# Data supplied
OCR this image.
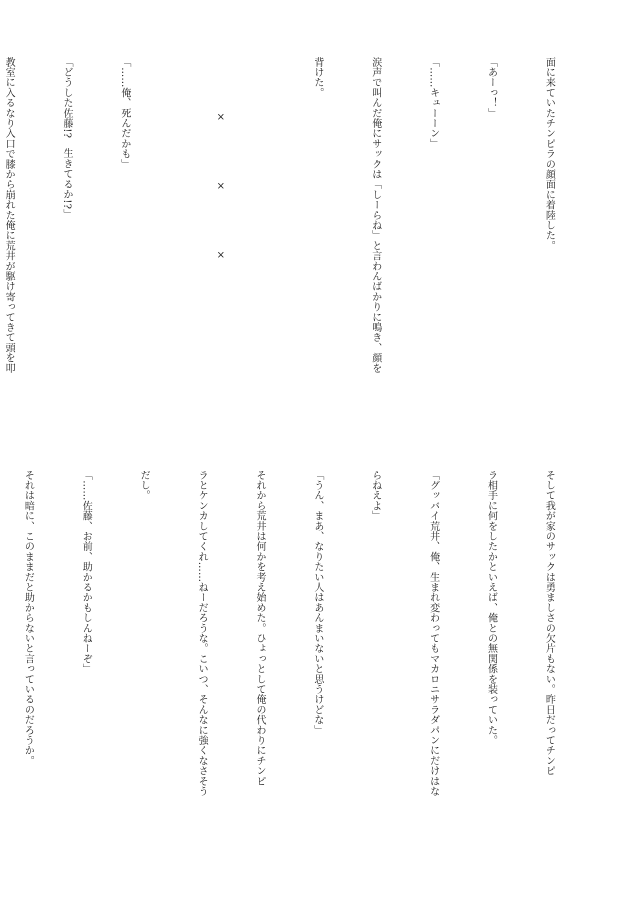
面に来ていたチンピラの顔面に着陸した。

「あーっ！」

「……キューーン」

涙声で叫んだ俺にサックは「しーらね」と言わんばかりに鳴き、顔を

背けた。

×　×　×

「……俺、死んだかも」

「どうした佐藤!?　生きてるか!?」

教室に入るなり入口で膝から崩れた俺に荒井が駆け寄ってきて頭を叩

そして我が家のサックは勇ましさの欠片もない。昨日だってチンピ

ラ相手に何をしたかといえば、俺との無関係を装っていた。

「グッバイ荒井、俺、生まれ変わってもマカロニサラダパンにだけはな

らねえよ」

「うん、まあ、なりたい人はあんまいないと思うけどな」

それから荒井は何かを考え始めた。ひょっとして俺の代わりにチンピ

ラとケンカしてくれ……ねーだろうな。こいつ、そんなに強くなさそう

だし。

「……佐藤、お前、助かるかもしんねーぞ」

それは暗に、このままだと助からないと言っているのだろうか。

# Exercise goal
Without including any picture, repeat the data exactly.

# Correct answer
OCR this image.
面に来ていたチンピラの顔面に着陸した。

「あーっ！」

「……キューーン」

涙声で叫んだ俺にサックは「しーらね」と言わんばかりに鳴き、顔を

背けた。

×　×　×

「……俺、死んだかも」

「どうした佐藤!?　生きてるか!?」

教室に入るなり入口で膝から崩れた俺に荒井が駆け寄ってきて頭を叩

そして我が家のサックは勇ましさの欠片もない。昨日だってチンピ

ラ相手に何をしたかといえば、俺との無関係を装っていた。

「グッバイ荒井、俺、生まれ変わってもマカロニサラダパンにだけはな

らねえよ」

「うん、まあ、なりたい人はあんまいないと思うけどな」

それから荒井は何かを考え始めた。ひょっとして俺の代わりにチンピ

ラとケンカしてくれ……ねーだろうな。こいつ、そんなに強くなさそう

だし。

「……佐藤、お前、助かるかもしんねーぞ」

それは暗に、このままだと助からないと言っているのだろうか。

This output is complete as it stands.